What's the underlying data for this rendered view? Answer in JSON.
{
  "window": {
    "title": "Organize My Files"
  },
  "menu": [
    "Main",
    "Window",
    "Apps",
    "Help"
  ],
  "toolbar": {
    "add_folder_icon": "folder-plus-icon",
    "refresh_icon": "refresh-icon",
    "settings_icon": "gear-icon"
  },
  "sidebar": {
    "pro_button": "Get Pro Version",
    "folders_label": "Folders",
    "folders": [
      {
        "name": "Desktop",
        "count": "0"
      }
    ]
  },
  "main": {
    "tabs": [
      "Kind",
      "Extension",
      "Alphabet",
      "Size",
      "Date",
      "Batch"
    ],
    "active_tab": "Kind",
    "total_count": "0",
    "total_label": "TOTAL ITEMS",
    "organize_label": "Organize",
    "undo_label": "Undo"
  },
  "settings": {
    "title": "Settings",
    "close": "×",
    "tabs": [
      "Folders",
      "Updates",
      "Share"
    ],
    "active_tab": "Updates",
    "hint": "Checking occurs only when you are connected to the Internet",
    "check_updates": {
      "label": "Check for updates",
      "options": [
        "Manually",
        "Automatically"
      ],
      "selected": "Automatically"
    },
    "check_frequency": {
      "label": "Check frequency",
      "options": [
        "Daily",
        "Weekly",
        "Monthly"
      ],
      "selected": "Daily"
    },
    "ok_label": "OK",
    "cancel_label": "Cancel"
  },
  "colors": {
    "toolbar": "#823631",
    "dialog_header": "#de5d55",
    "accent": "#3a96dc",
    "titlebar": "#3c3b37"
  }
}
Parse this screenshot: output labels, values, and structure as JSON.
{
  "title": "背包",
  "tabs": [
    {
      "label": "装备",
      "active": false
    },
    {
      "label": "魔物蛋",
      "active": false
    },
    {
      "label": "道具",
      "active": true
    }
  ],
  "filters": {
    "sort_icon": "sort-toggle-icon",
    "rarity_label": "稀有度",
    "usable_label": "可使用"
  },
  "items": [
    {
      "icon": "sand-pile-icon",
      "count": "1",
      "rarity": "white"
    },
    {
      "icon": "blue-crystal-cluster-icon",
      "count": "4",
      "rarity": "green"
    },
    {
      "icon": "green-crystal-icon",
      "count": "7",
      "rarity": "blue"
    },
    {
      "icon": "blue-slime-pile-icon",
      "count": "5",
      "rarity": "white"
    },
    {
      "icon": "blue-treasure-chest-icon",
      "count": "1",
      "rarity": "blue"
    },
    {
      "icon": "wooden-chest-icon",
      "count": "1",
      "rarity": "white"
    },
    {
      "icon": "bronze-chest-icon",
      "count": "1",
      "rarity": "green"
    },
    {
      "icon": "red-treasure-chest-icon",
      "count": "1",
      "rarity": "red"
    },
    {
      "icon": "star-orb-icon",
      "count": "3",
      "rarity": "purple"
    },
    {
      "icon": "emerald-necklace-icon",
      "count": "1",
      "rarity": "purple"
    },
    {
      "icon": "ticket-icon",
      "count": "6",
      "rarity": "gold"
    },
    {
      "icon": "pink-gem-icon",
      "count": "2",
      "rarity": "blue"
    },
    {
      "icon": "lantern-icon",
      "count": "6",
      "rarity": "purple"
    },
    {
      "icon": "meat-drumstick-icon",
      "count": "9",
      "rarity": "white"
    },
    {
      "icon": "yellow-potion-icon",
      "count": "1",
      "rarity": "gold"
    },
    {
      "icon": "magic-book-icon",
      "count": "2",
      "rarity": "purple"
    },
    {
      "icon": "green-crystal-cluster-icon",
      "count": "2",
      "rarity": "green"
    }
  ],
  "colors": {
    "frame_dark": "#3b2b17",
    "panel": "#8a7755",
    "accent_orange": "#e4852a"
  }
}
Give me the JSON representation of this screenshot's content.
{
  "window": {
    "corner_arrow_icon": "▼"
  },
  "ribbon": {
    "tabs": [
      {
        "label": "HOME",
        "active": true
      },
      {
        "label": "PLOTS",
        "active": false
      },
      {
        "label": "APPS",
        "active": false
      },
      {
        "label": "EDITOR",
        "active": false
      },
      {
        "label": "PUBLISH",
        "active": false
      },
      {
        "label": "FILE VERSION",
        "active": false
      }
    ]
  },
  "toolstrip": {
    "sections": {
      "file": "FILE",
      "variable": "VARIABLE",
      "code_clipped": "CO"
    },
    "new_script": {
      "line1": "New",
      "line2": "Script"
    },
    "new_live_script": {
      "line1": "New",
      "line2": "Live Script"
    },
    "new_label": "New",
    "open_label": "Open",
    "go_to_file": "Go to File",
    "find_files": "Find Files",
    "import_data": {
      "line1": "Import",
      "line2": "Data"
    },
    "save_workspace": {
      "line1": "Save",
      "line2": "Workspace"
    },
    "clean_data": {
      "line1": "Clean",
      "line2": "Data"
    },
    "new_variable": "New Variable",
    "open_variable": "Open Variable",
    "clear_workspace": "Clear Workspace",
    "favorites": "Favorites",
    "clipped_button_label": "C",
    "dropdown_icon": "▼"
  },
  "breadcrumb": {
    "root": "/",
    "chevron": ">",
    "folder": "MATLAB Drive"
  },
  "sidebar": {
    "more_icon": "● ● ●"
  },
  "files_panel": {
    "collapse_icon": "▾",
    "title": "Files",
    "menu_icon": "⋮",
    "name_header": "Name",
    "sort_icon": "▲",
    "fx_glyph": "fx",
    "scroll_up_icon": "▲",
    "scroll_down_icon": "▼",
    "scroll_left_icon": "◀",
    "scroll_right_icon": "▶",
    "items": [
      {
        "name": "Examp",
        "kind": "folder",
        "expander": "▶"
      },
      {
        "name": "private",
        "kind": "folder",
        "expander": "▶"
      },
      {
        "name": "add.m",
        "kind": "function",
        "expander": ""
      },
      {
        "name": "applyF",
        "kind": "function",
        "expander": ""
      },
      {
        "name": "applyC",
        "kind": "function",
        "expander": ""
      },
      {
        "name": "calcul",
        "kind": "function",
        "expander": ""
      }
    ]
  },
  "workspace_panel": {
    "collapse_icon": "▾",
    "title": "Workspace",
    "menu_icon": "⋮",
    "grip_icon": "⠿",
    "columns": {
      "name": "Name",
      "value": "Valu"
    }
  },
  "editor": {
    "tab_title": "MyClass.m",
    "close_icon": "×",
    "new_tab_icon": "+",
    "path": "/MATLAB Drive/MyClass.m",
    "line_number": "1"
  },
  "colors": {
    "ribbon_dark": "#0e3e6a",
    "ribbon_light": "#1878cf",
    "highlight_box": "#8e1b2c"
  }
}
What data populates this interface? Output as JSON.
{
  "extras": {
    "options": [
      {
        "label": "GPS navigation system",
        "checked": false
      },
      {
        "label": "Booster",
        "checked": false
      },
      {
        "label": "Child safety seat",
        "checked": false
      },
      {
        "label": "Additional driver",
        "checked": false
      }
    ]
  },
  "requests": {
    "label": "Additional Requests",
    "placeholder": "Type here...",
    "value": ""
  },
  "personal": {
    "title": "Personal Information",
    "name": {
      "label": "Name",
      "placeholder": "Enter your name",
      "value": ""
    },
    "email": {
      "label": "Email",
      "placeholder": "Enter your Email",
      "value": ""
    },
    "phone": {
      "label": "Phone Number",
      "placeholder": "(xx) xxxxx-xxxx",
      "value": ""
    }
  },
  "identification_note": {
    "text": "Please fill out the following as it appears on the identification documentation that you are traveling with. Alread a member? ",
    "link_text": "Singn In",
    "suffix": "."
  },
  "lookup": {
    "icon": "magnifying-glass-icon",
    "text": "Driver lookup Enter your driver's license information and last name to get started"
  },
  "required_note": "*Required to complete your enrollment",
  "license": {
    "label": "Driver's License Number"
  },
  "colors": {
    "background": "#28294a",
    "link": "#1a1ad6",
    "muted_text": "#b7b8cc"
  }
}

#### What needs to be done
Return every line above in which the string "screenshot" occurs.

#### Solution for this problem
Parse this screenshot: output labels, values, and structure as JSON.
Give me the JSON representation of this screenshot's content.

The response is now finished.